-- start Dataset rows --
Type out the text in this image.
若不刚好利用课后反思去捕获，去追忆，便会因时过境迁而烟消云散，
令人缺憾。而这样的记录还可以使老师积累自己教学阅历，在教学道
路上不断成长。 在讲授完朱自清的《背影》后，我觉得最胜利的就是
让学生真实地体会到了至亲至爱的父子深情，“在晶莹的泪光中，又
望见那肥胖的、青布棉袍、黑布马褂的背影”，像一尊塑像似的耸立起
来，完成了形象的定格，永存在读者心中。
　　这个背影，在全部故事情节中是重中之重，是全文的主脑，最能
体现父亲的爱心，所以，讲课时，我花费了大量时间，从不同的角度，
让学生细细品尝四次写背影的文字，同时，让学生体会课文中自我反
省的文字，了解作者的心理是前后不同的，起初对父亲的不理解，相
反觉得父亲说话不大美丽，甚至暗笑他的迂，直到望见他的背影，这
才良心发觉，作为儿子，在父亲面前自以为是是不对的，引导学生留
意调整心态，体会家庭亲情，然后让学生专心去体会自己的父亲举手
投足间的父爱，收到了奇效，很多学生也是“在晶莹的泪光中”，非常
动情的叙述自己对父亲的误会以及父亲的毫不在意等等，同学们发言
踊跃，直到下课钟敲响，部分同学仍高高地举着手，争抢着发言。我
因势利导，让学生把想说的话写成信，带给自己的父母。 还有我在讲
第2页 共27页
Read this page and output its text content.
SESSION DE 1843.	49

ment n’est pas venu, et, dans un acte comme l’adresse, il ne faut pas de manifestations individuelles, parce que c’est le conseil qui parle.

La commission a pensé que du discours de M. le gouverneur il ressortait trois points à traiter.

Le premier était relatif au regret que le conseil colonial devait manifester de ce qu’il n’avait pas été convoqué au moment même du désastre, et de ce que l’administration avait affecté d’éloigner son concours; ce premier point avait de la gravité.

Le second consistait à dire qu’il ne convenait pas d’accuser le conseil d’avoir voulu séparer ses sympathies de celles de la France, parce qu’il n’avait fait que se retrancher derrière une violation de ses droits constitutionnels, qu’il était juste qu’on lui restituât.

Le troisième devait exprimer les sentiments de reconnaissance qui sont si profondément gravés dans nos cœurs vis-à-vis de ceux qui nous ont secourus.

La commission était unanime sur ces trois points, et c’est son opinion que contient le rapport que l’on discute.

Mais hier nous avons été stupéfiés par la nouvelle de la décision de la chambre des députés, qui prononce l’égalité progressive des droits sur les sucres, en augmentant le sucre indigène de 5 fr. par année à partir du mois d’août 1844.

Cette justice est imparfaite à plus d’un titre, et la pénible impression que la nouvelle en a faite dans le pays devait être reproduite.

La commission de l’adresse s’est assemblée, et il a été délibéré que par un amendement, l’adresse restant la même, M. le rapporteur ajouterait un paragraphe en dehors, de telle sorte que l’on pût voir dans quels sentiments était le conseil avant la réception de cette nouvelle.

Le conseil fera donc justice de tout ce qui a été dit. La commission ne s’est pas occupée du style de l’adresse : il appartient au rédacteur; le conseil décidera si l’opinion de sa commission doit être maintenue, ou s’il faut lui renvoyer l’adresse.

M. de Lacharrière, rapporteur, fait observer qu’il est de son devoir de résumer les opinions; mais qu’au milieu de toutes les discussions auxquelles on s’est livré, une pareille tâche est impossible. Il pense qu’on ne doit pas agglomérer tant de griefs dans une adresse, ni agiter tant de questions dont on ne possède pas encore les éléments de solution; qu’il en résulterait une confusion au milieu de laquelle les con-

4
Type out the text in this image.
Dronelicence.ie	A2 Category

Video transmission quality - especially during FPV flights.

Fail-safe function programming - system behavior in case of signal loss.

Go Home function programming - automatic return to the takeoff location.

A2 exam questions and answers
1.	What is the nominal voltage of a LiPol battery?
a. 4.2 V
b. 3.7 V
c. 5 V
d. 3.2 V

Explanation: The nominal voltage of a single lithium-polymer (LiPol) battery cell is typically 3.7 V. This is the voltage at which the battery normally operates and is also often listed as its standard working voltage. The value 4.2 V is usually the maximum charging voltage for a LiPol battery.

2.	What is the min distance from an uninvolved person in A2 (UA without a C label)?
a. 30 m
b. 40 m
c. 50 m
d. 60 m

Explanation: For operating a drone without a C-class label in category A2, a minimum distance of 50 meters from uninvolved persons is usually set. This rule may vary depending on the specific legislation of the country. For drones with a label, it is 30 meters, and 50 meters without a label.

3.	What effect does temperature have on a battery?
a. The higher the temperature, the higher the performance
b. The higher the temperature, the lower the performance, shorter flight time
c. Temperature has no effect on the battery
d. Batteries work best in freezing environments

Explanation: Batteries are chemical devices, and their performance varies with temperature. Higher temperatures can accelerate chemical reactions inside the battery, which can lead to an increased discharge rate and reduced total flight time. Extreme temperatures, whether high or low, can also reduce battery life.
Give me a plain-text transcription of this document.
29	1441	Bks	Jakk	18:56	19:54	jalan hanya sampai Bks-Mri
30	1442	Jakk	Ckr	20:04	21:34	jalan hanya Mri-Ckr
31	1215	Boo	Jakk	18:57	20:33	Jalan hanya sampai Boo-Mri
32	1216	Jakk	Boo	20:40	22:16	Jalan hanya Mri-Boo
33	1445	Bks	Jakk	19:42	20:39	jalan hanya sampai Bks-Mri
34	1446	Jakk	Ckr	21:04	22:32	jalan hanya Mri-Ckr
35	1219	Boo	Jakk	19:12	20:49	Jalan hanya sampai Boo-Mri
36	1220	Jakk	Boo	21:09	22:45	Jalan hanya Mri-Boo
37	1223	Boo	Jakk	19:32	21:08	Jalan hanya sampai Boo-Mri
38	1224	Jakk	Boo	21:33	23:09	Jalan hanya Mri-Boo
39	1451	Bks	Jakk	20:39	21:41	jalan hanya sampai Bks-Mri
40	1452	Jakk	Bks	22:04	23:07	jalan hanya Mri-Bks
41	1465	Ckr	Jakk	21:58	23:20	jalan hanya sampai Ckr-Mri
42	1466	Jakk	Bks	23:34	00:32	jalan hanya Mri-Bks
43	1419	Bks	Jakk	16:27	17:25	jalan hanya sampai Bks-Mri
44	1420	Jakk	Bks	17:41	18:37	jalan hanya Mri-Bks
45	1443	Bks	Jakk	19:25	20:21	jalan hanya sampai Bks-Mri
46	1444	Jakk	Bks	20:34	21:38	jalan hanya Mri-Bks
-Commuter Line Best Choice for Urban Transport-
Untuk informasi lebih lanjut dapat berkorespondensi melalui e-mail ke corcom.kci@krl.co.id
-- end Dataset rows --
■ **Short problem**: Gather, from the listing above, every line carrying the word "voltage".

■ **Answer**:
1.	What is the nominal voltage of a LiPol battery?
Explanation: The nominal voltage of a single lithium-polymer (LiPol) battery cell is typically 3.7 V. This is the voltage at which the battery normally operates and is also often listed as its standard working voltage. The value 4.2 V is usually the maximum charging voltage for a LiPol battery.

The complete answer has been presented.